### TO BE DONE
Every line that contains the word "Effect" should be copied out.

..........

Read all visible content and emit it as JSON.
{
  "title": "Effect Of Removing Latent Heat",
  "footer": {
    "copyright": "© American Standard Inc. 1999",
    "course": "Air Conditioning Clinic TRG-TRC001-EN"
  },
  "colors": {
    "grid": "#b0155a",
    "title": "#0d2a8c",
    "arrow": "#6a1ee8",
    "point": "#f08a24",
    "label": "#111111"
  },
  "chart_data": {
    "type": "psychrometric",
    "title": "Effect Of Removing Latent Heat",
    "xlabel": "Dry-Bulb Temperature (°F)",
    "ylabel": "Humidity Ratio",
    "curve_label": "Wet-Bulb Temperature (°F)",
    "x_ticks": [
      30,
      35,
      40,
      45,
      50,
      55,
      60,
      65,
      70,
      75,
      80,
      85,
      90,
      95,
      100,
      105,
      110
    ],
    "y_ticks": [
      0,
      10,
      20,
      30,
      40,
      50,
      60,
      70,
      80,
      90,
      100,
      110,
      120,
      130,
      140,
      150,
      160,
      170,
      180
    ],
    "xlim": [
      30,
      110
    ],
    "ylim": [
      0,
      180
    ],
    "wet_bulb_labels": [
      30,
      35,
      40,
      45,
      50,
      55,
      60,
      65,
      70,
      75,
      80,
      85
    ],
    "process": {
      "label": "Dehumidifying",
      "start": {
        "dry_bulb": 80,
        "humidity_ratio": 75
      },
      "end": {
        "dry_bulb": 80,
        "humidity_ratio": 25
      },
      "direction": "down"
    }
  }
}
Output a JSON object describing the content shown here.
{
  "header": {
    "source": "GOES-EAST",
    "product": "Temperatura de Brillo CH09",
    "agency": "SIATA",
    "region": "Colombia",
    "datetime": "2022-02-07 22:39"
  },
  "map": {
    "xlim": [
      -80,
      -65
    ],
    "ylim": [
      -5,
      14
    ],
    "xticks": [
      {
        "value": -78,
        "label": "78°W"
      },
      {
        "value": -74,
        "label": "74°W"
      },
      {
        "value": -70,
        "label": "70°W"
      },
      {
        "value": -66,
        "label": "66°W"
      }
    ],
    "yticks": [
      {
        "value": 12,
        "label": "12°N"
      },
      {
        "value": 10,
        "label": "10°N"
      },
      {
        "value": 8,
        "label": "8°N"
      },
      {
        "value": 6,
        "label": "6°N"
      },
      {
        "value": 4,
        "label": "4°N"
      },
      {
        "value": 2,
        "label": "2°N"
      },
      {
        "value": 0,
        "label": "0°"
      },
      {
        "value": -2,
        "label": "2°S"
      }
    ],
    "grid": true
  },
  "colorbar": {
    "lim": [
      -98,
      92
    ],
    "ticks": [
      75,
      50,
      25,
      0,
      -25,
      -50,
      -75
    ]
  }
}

..........

### OUTPUT
  "title": "Effect Of Removing Latent Heat",
    "title": "Effect Of Removing Latent Heat",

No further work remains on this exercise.